__RECORDS SUPPLIED__
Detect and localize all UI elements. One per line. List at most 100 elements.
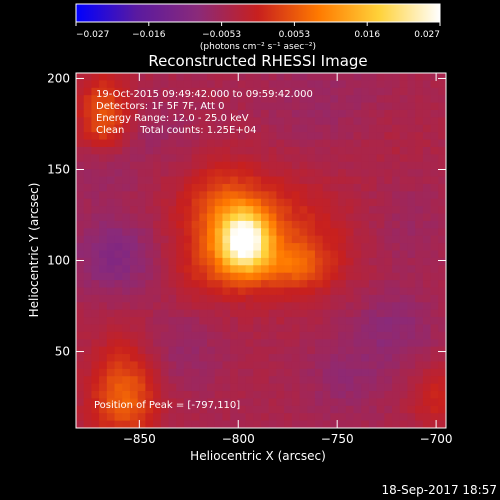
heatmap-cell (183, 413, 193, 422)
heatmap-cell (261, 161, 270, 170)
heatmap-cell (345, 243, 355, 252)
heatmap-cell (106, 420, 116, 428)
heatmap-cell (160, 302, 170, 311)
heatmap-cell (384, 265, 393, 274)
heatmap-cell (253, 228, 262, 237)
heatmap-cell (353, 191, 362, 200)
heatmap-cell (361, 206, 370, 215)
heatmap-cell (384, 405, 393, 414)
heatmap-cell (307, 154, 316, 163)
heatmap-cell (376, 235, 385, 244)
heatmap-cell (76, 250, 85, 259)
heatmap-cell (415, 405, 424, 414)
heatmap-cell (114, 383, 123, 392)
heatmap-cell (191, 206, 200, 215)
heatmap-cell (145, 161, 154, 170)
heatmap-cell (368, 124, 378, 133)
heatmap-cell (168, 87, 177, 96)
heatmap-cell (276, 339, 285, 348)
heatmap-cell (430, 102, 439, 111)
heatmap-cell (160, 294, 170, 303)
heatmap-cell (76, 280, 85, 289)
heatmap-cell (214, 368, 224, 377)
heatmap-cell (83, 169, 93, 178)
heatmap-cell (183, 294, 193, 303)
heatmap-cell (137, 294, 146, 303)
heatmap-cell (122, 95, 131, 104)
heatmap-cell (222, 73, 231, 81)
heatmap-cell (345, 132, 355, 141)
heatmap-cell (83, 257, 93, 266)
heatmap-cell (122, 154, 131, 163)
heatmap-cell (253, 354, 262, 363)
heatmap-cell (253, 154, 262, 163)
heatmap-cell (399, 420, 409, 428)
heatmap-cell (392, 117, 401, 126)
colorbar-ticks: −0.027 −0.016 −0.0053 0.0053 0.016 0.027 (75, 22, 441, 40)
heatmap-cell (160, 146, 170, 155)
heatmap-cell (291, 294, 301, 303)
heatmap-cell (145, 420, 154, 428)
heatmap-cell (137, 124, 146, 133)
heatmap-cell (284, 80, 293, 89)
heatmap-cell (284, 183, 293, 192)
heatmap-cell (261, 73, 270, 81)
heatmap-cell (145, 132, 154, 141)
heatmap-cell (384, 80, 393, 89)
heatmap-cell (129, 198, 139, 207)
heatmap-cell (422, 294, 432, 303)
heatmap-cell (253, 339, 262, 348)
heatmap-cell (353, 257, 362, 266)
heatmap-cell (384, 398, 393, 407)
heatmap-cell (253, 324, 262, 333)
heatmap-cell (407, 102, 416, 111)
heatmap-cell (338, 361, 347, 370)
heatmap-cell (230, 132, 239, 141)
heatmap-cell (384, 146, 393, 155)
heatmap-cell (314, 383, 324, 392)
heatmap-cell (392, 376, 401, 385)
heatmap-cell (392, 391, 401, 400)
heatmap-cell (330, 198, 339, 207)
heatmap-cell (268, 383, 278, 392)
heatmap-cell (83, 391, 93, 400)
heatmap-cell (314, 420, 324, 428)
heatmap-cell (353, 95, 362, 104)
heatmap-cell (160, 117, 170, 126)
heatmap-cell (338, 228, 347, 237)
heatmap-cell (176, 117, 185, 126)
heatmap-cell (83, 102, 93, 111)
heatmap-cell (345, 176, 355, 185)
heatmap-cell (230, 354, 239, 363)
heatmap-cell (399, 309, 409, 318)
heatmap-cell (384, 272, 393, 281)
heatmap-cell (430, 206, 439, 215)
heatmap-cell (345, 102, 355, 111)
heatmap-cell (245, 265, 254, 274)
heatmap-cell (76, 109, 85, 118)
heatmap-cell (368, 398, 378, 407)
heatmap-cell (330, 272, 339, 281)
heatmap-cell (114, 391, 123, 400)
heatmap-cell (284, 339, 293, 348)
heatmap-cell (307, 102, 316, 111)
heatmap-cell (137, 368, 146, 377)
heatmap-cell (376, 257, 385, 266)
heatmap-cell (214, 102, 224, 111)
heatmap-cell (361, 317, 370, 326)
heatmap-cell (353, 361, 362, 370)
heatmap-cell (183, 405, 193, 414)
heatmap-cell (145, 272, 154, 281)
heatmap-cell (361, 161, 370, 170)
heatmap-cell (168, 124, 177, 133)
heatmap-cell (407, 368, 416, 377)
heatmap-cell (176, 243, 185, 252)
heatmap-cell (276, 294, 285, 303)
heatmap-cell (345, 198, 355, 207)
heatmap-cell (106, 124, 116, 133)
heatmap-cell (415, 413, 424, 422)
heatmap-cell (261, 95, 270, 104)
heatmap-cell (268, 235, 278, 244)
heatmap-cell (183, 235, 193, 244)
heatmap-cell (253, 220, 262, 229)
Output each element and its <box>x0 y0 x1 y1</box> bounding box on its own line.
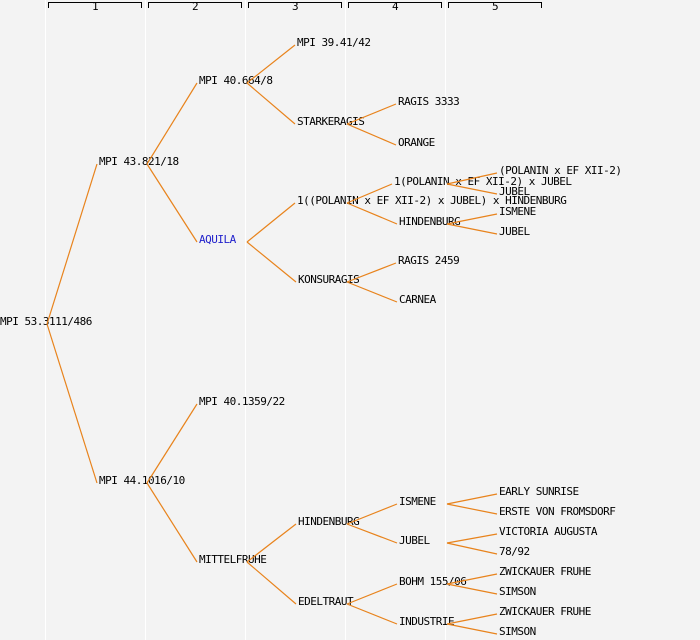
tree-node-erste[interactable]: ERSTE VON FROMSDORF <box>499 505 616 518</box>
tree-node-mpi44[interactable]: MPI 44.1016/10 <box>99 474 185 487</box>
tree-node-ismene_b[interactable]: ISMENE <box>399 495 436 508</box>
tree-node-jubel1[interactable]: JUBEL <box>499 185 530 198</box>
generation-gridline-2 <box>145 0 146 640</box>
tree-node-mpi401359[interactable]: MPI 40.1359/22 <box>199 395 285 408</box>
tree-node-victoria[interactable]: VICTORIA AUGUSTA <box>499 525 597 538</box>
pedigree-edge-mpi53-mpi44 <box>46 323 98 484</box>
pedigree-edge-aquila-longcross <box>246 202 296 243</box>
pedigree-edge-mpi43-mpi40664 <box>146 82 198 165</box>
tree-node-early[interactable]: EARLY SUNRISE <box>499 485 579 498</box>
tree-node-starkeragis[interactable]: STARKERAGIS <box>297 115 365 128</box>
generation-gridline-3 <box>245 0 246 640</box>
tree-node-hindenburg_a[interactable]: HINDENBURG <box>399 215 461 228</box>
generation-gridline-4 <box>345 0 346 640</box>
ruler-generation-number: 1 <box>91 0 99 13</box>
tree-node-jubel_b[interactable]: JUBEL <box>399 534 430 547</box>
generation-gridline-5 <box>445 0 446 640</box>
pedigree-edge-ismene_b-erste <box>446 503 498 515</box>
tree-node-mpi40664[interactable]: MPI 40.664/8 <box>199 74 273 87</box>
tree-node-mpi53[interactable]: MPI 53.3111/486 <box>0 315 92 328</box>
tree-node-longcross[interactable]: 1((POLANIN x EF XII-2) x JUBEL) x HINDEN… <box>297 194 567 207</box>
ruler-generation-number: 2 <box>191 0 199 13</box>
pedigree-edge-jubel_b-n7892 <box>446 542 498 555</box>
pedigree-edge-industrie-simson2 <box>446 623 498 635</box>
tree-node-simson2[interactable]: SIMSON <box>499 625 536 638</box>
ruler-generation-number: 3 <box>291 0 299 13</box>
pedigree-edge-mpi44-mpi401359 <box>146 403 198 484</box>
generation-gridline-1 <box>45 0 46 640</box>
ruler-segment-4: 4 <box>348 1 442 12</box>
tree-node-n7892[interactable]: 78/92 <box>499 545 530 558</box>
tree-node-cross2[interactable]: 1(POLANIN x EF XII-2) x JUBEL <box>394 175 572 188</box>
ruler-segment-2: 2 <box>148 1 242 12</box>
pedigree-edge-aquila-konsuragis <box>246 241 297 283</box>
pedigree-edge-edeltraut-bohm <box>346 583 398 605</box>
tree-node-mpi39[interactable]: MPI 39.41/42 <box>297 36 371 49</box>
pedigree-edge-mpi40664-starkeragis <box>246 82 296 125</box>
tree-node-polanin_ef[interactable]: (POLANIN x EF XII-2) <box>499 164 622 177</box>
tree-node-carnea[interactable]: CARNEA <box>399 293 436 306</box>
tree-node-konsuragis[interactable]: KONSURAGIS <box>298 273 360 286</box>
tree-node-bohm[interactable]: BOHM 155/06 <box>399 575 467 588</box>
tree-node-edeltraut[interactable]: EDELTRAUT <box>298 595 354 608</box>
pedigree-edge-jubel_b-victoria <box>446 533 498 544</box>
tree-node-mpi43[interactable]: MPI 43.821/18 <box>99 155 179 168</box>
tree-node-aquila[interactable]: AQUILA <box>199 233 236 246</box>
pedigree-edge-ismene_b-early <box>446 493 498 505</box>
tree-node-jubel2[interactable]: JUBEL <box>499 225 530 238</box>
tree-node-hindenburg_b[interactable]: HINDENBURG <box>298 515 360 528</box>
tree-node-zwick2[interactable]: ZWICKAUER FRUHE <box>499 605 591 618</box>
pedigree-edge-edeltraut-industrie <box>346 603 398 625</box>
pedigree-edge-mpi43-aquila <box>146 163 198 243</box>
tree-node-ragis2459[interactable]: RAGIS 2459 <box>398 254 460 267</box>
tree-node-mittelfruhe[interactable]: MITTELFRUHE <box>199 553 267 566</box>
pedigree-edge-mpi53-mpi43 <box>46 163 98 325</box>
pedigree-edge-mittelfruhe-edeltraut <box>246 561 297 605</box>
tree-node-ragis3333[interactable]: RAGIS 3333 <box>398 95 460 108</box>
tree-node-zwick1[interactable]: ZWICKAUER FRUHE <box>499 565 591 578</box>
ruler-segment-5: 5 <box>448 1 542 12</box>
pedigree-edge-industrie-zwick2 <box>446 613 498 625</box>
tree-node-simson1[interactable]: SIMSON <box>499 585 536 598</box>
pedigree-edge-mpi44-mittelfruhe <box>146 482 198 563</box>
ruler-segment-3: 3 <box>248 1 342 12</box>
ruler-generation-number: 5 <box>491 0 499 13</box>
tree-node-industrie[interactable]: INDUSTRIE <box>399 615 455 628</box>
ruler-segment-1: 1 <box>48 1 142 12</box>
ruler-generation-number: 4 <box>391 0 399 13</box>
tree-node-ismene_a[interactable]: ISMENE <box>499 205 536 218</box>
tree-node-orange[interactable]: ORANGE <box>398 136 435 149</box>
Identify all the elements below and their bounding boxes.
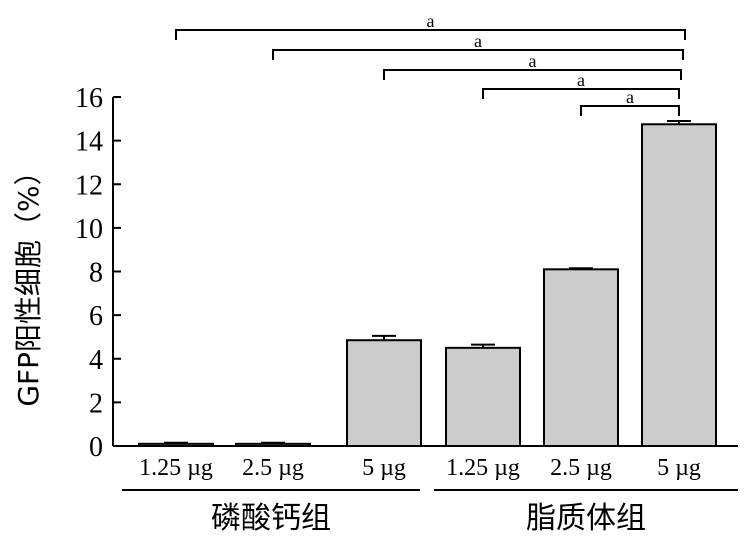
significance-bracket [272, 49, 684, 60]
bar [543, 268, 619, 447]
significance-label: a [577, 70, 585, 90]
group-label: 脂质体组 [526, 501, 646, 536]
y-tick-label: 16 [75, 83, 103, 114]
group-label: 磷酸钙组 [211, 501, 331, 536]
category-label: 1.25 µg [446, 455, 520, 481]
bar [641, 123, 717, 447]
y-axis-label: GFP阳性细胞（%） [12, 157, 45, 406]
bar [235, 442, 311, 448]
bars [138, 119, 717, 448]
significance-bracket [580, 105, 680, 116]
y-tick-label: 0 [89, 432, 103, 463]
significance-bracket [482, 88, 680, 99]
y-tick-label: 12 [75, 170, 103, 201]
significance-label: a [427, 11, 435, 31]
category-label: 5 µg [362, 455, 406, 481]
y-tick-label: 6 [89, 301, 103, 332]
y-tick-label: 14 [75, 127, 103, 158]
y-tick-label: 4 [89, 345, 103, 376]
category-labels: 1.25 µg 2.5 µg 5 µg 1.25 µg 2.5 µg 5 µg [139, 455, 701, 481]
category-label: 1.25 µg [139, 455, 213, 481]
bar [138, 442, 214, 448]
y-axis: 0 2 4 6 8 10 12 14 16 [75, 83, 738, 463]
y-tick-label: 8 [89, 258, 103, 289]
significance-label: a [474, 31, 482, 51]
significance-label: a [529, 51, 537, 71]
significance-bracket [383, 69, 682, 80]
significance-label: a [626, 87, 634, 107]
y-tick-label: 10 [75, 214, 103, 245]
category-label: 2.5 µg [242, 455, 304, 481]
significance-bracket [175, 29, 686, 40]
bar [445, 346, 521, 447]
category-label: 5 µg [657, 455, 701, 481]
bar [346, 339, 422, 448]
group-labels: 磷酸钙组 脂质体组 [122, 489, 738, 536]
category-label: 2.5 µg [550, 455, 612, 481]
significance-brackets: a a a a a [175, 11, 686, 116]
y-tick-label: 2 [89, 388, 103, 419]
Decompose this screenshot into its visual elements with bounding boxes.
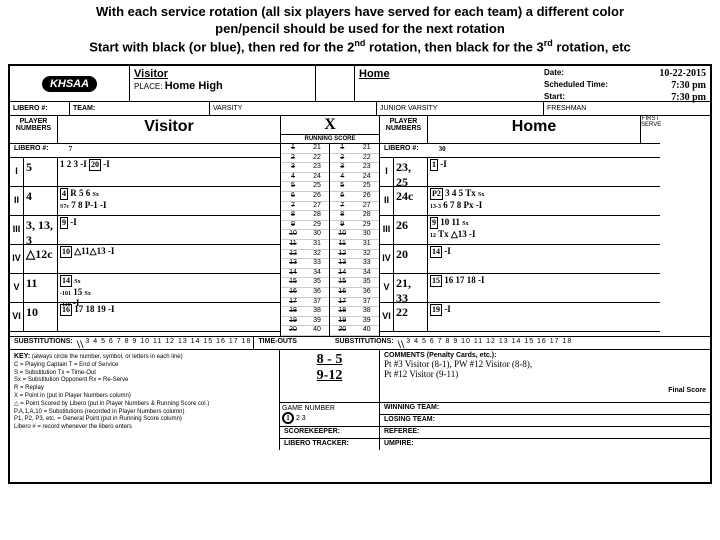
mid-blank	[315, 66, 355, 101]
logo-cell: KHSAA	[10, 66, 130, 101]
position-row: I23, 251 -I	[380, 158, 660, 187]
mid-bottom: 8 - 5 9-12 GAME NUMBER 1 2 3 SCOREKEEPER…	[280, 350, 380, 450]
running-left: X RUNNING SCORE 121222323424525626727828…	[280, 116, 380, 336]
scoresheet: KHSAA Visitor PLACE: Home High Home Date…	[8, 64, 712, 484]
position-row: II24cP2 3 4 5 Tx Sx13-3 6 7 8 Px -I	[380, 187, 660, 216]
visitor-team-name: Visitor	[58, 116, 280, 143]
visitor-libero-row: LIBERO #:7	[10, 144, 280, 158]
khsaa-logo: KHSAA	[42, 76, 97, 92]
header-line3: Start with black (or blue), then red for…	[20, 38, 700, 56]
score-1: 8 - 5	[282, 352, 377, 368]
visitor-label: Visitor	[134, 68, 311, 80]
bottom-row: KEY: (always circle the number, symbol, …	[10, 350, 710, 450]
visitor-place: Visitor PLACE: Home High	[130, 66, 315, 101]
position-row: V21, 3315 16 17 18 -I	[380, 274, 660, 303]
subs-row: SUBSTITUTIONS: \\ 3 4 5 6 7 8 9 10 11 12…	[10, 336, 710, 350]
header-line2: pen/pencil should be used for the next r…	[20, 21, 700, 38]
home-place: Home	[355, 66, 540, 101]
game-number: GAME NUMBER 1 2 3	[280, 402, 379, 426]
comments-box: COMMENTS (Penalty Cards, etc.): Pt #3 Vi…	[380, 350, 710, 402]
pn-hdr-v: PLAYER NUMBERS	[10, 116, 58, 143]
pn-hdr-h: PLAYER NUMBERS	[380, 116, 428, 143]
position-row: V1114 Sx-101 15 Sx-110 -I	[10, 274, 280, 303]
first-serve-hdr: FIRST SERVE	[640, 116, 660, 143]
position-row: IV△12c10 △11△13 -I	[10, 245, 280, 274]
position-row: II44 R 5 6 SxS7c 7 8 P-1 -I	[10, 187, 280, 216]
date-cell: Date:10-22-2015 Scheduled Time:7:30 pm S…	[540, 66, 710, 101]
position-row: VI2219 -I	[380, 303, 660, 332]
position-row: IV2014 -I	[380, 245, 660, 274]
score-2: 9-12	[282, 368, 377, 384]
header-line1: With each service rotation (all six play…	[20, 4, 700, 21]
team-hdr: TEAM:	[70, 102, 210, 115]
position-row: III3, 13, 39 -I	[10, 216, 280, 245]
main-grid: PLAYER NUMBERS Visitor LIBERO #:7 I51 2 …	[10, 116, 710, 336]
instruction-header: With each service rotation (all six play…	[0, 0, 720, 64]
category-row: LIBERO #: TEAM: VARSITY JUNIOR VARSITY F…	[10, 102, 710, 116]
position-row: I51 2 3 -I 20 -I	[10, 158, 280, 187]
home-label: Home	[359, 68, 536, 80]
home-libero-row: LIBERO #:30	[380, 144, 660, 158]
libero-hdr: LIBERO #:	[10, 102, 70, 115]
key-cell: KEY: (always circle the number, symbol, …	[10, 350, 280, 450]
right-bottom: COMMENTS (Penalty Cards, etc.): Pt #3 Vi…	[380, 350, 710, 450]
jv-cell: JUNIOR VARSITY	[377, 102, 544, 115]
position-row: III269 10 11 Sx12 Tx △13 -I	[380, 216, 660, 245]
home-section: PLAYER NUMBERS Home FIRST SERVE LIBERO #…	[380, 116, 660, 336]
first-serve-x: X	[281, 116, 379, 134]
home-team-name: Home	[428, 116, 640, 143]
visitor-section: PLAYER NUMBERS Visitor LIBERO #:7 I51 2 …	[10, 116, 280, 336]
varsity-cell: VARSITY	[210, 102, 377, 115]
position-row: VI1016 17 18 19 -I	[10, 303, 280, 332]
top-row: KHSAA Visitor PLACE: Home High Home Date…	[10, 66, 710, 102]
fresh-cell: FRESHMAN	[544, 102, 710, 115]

__EXERCISE DIRECTIONS__
Copy out, word for word, the lines of the items above from the line containing "heatmap-cell (183, 413, 193, 422)" through the line containing "heatmap-cell (307, 154, 316, 163)", including both of those lines.

__THE OUTPUT__
heatmap-cell (183, 413, 193, 422)
heatmap-cell (261, 161, 270, 170)
heatmap-cell (345, 243, 355, 252)
heatmap-cell (106, 420, 116, 428)
heatmap-cell (160, 302, 170, 311)
heatmap-cell (384, 265, 393, 274)
heatmap-cell (253, 228, 262, 237)
heatmap-cell (353, 191, 362, 200)
heatmap-cell (361, 206, 370, 215)
heatmap-cell (384, 405, 393, 414)
heatmap-cell (307, 154, 316, 163)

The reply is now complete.